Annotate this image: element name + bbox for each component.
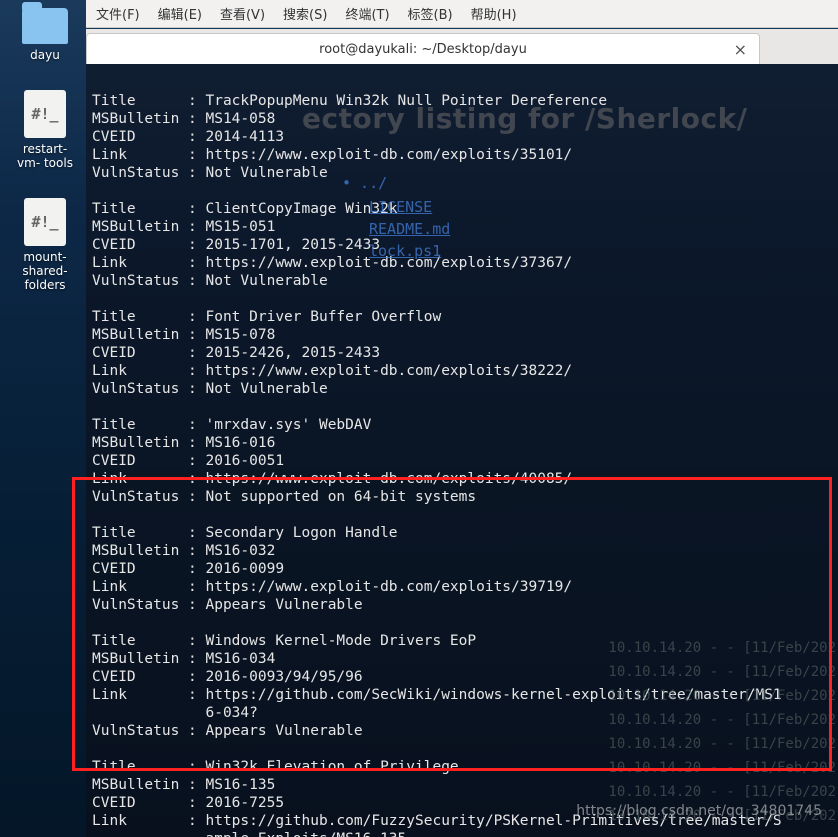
background-server-log: 10.10.14.20 - - [11/Feb/202 10.10.14.20 … [608, 636, 836, 828]
desktop-icons: dayu #!_ restart-vm- tools #!_ mount- sh… [15, 0, 75, 312]
icon-label: dayu [22, 48, 68, 62]
close-icon[interactable]: × [734, 40, 747, 59]
folder-icon [22, 8, 68, 44]
menu-search[interactable]: 搜索(S) [283, 4, 327, 23]
terminal-tab[interactable]: root@dayukali: ~/Desktop/dayu × [86, 33, 760, 64]
ghost-sherlock-link: lock.ps1 [369, 242, 441, 260]
terminal-tabstrip: root@dayukali: ~/Desktop/dayu × [86, 29, 838, 64]
desktop-icon-mount-shared-folders[interactable]: #!_ mount- shared- folders [15, 190, 75, 292]
ghost-parent-link: • ../ [342, 174, 387, 192]
script-file-icon: #!_ [24, 198, 66, 246]
menu-help[interactable]: 帮助(H) [471, 4, 517, 23]
menu-terminal[interactable]: 终端(T) [345, 4, 389, 23]
terminal-menubar: 文件(F) 编辑(E) 查看(V) 搜索(S) 终端(T) 标签(B) 帮助(H… [86, 0, 838, 28]
ghost-license-link: LICENSE [369, 198, 432, 216]
menu-tabs[interactable]: 标签(B) [408, 4, 453, 23]
menu-view[interactable]: 查看(V) [220, 4, 265, 23]
watermark-text: https://blog.csdn.net/qq_34801745 [576, 803, 822, 819]
ghost-readme-link: README.md [369, 220, 450, 238]
terminal-output[interactable]: Title : TrackPopupMenu Win32k Null Point… [86, 64, 838, 837]
menu-file[interactable]: 文件(F) [96, 4, 140, 23]
icon-label: mount- shared- folders [15, 250, 75, 292]
desktop-icon-restart-vm-tools[interactable]: #!_ restart-vm- tools [15, 82, 75, 170]
script-file-icon: #!_ [24, 90, 66, 138]
desktop-icon-dayu[interactable]: dayu [22, 0, 68, 62]
icon-label: restart-vm- tools [15, 142, 75, 170]
ghost-directory-heading: ectory listing for /Sherlock/ [302, 110, 747, 128]
menu-edit[interactable]: 编辑(E) [158, 4, 202, 23]
tab-title: root@dayukali: ~/Desktop/dayu [319, 42, 527, 57]
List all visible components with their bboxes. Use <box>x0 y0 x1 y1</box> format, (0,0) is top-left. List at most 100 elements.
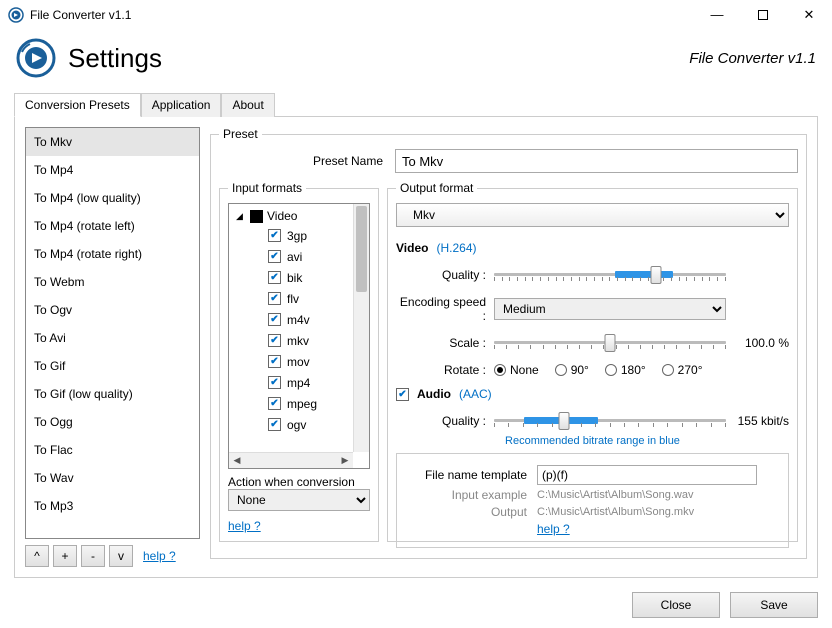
preset-editor: Preset Preset Name Input formats ◢Video … <box>210 127 807 567</box>
preset-item[interactable]: To Wav <box>26 464 199 492</box>
checkbox-icon[interactable]: ✔ <box>268 397 281 410</box>
filename-template-input[interactable] <box>537 465 757 485</box>
header-version: File Converter v1.1 <box>689 50 816 67</box>
rotate-90-radio[interactable]: 90° <box>555 363 589 377</box>
preset-item[interactable]: To Ogv <box>26 296 199 324</box>
encoding-speed-select[interactable]: Medium <box>494 298 726 320</box>
tree-scrollbar-horizontal[interactable]: ◀▶ <box>229 452 353 468</box>
checkbox-icon[interactable]: ✔ <box>268 376 281 389</box>
radio-icon <box>555 364 567 376</box>
encoding-speed-label: Encoding speed : <box>396 295 486 323</box>
preset-legend: Preset <box>219 127 262 141</box>
preset-name-input[interactable] <box>395 149 798 173</box>
rotate-180-radio[interactable]: 180° <box>605 363 646 377</box>
preset-item[interactable]: To Mp4 (rotate right) <box>26 240 199 268</box>
action-when-conversion-select[interactable]: None <box>228 489 370 511</box>
page-title: Settings <box>68 43 689 74</box>
preset-item[interactable]: To Ogg <box>26 408 199 436</box>
format-item[interactable]: ✔mkv <box>268 330 347 351</box>
checkbox-icon[interactable]: ✔ <box>268 250 281 263</box>
window-title: File Converter v1.1 <box>30 8 694 22</box>
tab-conversion-presets[interactable]: Conversion Presets <box>14 93 141 117</box>
output-format-select[interactable]: Mkv <box>396 203 789 227</box>
checkbox-icon[interactable]: ✔ <box>268 334 281 347</box>
checkbox-icon[interactable]: ✔ <box>268 271 281 284</box>
checkbox-icon[interactable]: ✔ <box>268 229 281 242</box>
format-item[interactable]: ✔3gp <box>268 225 347 246</box>
add-preset-button[interactable]: + <box>53 545 77 567</box>
video-quality-label: Quality : <box>396 268 486 282</box>
input-example-label: Input example <box>405 488 527 502</box>
audio-quality-slider[interactable] <box>494 409 726 433</box>
checkbox-mixed-icon[interactable] <box>250 210 263 223</box>
move-down-button[interactable]: v <box>109 545 133 567</box>
video-quality-slider[interactable] <box>494 263 726 287</box>
settings-page-icon <box>16 38 56 78</box>
preset-item[interactable]: To Webm <box>26 268 199 296</box>
preset-item[interactable]: To Gif (low quality) <box>26 380 199 408</box>
preset-item[interactable]: To Mp3 <box>26 492 199 520</box>
move-up-button[interactable]: ^ <box>25 545 49 567</box>
format-item[interactable]: ✔ogv <box>268 414 347 435</box>
video-section-title: Video <box>396 241 428 255</box>
checkbox-icon[interactable]: ✔ <box>268 355 281 368</box>
preset-item[interactable]: To Gif <box>26 352 199 380</box>
checkbox-icon[interactable]: ✔ <box>268 313 281 326</box>
scale-slider[interactable] <box>494 331 726 355</box>
preset-list[interactable]: To Mkv To Mp4 To Mp4 (low quality) To Mp… <box>25 127 200 539</box>
rotate-label: Rotate : <box>396 363 486 377</box>
template-help-link[interactable]: help ? <box>537 522 570 536</box>
preset-help-link[interactable]: help ? <box>143 549 176 563</box>
close-button[interactable]: Close <box>632 592 720 618</box>
format-item[interactable]: ✔flv <box>268 288 347 309</box>
tab-application[interactable]: Application <box>141 93 222 117</box>
preset-item[interactable]: To Mkv <box>26 128 199 156</box>
radio-icon <box>605 364 617 376</box>
format-item[interactable]: ✔bik <box>268 267 347 288</box>
checkbox-icon[interactable]: ✔ <box>268 292 281 305</box>
filename-template-label: File name template <box>405 468 527 482</box>
audio-enable-checkbox[interactable]: ✔ <box>396 388 409 401</box>
format-item[interactable]: ✔m4v <box>268 309 347 330</box>
preset-name-label: Preset Name <box>219 154 383 168</box>
collapse-icon[interactable]: ◢ <box>236 211 246 222</box>
format-item[interactable]: ✔mpeg <box>268 393 347 414</box>
app-icon <box>8 7 24 23</box>
input-example-value: C:\Music\Artist\Album\Song.wav <box>537 489 780 501</box>
preset-item[interactable]: To Mp4 (low quality) <box>26 184 199 212</box>
close-window-button[interactable]: ✕ <box>786 0 832 30</box>
audio-quality-value: 155 kbit/s <box>734 414 789 428</box>
save-button[interactable]: Save <box>730 592 818 618</box>
maximize-button[interactable] <box>740 0 786 30</box>
checkbox-icon[interactable]: ✔ <box>268 418 281 431</box>
video-codec-label: (H.264) <box>436 241 476 255</box>
remove-preset-button[interactable]: - <box>81 545 105 567</box>
preset-list-buttons: ^ + - v help ? <box>25 545 200 567</box>
scroll-left-icon[interactable]: ◀ <box>231 455 243 467</box>
main-frame: To Mkv To Mp4 To Mp4 (low quality) To Mp… <box>14 116 818 578</box>
format-item[interactable]: ✔mov <box>268 351 347 372</box>
preset-item[interactable]: To Mp4 (rotate left) <box>26 212 199 240</box>
rotate-270-radio[interactable]: 270° <box>662 363 703 377</box>
input-formats-tree[interactable]: ◢Video ✔3gp ✔avi ✔bik ✔flv ✔m4v ✔mkv ✔mo… <box>228 203 370 469</box>
rotate-none-radio[interactable]: None <box>494 363 539 377</box>
preset-item[interactable]: To Avi <box>26 324 199 352</box>
audio-section-title: Audio <box>417 387 451 401</box>
format-item[interactable]: ✔avi <box>268 246 347 267</box>
output-format-legend: Output format <box>396 181 477 195</box>
preset-item[interactable]: To Mp4 <box>26 156 199 184</box>
input-formats-help-link[interactable]: help ? <box>228 519 261 533</box>
minimize-button[interactable]: — <box>694 0 740 30</box>
action-when-conversion-label: Action when conversion <box>228 475 370 489</box>
format-item[interactable]: ✔mp4 <box>268 372 347 393</box>
preset-item[interactable]: To Flac <box>26 436 199 464</box>
audio-quality-label: Quality : <box>396 414 486 428</box>
preset-column: To Mkv To Mp4 To Mp4 (low quality) To Mp… <box>25 127 200 567</box>
tree-scrollbar-vertical[interactable] <box>353 204 369 452</box>
audio-codec-label: (AAC) <box>459 387 492 401</box>
scroll-right-icon[interactable]: ▶ <box>339 455 351 467</box>
radio-icon <box>494 364 506 376</box>
recommended-bitrate-note: Recommended bitrate range in blue <box>396 435 789 447</box>
tab-about[interactable]: About <box>221 93 274 117</box>
tree-node-video[interactable]: ◢Video <box>236 207 347 225</box>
= = = =
EXERCISE REQUIREMENTS: Can you copy out every line of the records, unchanged, from the one containing "preset-editor: Preset Preset" down to the one containing "preset-item[interactable]: To Ogv", with both of those lines included?

SOLUTION TO THE PROBLEM:
preset-editor: Preset Preset Name Input formats ◢Video … <box>210 127 807 567</box>
preset-item[interactable]: To Wav <box>26 464 199 492</box>
checkbox-icon[interactable]: ✔ <box>268 397 281 410</box>
filename-template-input[interactable] <box>537 465 757 485</box>
header-version: File Converter v1.1 <box>689 50 816 67</box>
rotate-90-radio[interactable]: 90° <box>555 363 589 377</box>
preset-item[interactable]: To Ogv <box>26 296 199 324</box>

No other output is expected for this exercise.